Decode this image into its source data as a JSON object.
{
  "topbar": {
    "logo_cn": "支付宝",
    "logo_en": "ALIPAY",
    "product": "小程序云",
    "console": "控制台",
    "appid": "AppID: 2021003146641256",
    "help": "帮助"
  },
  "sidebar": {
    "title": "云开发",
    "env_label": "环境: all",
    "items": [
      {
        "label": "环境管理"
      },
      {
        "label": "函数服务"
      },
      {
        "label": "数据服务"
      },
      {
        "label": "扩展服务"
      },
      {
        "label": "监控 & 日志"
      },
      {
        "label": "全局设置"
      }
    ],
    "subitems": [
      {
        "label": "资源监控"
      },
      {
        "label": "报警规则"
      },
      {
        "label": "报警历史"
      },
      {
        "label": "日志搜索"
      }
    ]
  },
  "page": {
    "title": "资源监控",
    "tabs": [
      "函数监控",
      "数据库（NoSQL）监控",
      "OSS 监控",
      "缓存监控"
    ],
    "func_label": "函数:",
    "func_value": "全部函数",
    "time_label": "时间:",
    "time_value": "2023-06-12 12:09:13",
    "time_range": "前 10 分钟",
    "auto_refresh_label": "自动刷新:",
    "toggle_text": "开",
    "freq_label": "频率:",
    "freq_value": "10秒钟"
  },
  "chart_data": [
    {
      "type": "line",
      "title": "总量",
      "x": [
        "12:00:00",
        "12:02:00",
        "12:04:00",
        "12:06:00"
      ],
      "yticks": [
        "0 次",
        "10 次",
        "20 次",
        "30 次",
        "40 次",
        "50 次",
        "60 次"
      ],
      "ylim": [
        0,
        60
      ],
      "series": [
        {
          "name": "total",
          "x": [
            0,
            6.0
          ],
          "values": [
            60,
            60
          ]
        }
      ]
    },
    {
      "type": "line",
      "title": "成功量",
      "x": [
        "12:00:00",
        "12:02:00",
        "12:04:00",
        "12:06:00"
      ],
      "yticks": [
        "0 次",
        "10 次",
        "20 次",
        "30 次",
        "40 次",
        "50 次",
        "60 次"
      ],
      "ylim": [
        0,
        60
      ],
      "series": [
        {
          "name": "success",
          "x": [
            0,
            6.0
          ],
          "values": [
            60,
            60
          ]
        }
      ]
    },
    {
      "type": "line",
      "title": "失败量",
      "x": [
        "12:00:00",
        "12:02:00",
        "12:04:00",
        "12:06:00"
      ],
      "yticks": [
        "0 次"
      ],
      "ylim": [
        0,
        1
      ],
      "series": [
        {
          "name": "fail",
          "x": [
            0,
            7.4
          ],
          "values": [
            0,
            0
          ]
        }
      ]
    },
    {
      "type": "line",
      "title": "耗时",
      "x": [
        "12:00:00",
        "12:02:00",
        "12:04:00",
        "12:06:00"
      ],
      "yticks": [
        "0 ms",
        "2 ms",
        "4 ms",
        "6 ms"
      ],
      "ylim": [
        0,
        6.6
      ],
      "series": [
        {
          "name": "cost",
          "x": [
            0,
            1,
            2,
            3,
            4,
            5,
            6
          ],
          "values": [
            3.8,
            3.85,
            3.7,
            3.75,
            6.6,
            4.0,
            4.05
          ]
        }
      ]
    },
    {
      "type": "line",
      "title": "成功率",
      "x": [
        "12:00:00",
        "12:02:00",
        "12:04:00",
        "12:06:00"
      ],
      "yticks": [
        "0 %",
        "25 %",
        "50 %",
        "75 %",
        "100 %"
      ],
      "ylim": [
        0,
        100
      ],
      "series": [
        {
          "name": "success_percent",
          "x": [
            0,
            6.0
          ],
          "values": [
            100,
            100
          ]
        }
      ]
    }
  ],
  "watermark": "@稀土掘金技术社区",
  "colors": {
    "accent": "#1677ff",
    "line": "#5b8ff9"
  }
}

What is needed:
Set down all of the data above, word for word.

Exercise output:
Decode this image into its source data as a JSON object.
{
  "topbar": {
    "logo_cn": "支付宝",
    "logo_en": "ALIPAY",
    "product": "小程序云",
    "console": "控制台",
    "appid": "AppID: 2021003146641256",
    "help": "帮助"
  },
  "sidebar": {
    "title": "云开发",
    "env_label": "环境: all",
    "items": [
      {
        "label": "环境管理"
      },
      {
        "label": "函数服务"
      },
      {
        "label": "数据服务"
      },
      {
        "label": "扩展服务"
      },
      {
        "label": "监控 & 日志"
      },
      {
        "label": "全局设置"
      }
    ],
    "subitems": [
      {
        "label": "资源监控"
      },
      {
        "label": "报警规则"
      },
      {
        "label": "报警历史"
      },
      {
        "label": "日志搜索"
      }
    ]
  },
  "page": {
    "title": "资源监控",
    "tabs": [
      "函数监控",
      "数据库（NoSQL）监控",
      "OSS 监控",
      "缓存监控"
    ],
    "func_label": "函数:",
    "func_value": "全部函数",
    "time_label": "时间:",
    "time_value": "2023-06-12 12:09:13",
    "time_range": "前 10 分钟",
    "auto_refresh_label": "自动刷新:",
    "toggle_text": "开",
    "freq_label": "频率:",
    "freq_value": "10秒钟"
  },
  "chart_data": [
    {
      "type": "line",
      "title": "总量",
      "x": [
        "12:00:00",
        "12:02:00",
        "12:04:00",
        "12:06:00"
      ],
      "yticks": [
        "0 次",
        "10 次",
        "20 次",
        "30 次",
        "40 次",
        "50 次",
        "60 次"
      ],
      "ylim": [
        0,
        60
      ],
      "series": [
        {
          "name": "total",
          "x": [
            0,
            6.0
          ],
          "values": [
            60,
            60
          ]
        }
      ]
    },
    {
      "type": "line",
      "title": "成功量",
      "x": [
        "12:00:00",
        "12:02:00",
        "12:04:00",
        "12:06:00"
      ],
      "yticks": [
        "0 次",
        "10 次",
        "20 次",
        "30 次",
        "40 次",
        "50 次",
        "60 次"
      ],
      "ylim": [
        0,
        60
      ],
      "series": [
        {
          "name": "success",
          "x": [
            0,
            6.0
          ],
          "values": [
            60,
            60
          ]
        }
      ]
    },
    {
      "type": "line",
      "title": "失败量",
      "x": [
        "12:00:00",
        "12:02:00",
        "12:04:00",
        "12:06:00"
      ],
      "yticks": [
        "0 次"
      ],
      "ylim": [
        0,
        1
      ],
      "series": [
        {
          "name": "fail",
          "x": [
            0,
            7.4
          ],
          "values": [
            0,
            0
          ]
        }
      ]
    },
    {
      "type": "line",
      "title": "耗时",
      "x": [
        "12:00:00",
        "12:02:00",
        "12:04:00",
        "12:06:00"
      ],
      "yticks": [
        "0 ms",
        "2 ms",
        "4 ms",
        "6 ms"
      ],
      "ylim": [
        0,
        6.6
      ],
      "series": [
        {
          "name": "cost",
          "x": [
            0,
            1,
            2,
            3,
            4,
            5,
            6
          ],
          "values": [
            3.8,
            3.85,
            3.7,
            3.75,
            6.6,
            4.0,
            4.05
          ]
        }
      ]
    },
    {
      "type": "line",
      "title": "成功率",
      "x": [
        "12:00:00",
        "12:02:00",
        "12:04:00",
        "12:06:00"
      ],
      "yticks": [
        "0 %",
        "25 %",
        "50 %",
        "75 %",
        "100 %"
      ],
      "ylim": [
        0,
        100
      ],
      "series": [
        {
          "name": "success_percent",
          "x": [
            0,
            6.0
          ],
          "values": [
            100,
            100
          ]
        }
      ]
    }
  ],
  "watermark": "@稀土掘金技术社区",
  "colors": {
    "accent": "#1677ff",
    "line": "#5b8ff9"
  }
}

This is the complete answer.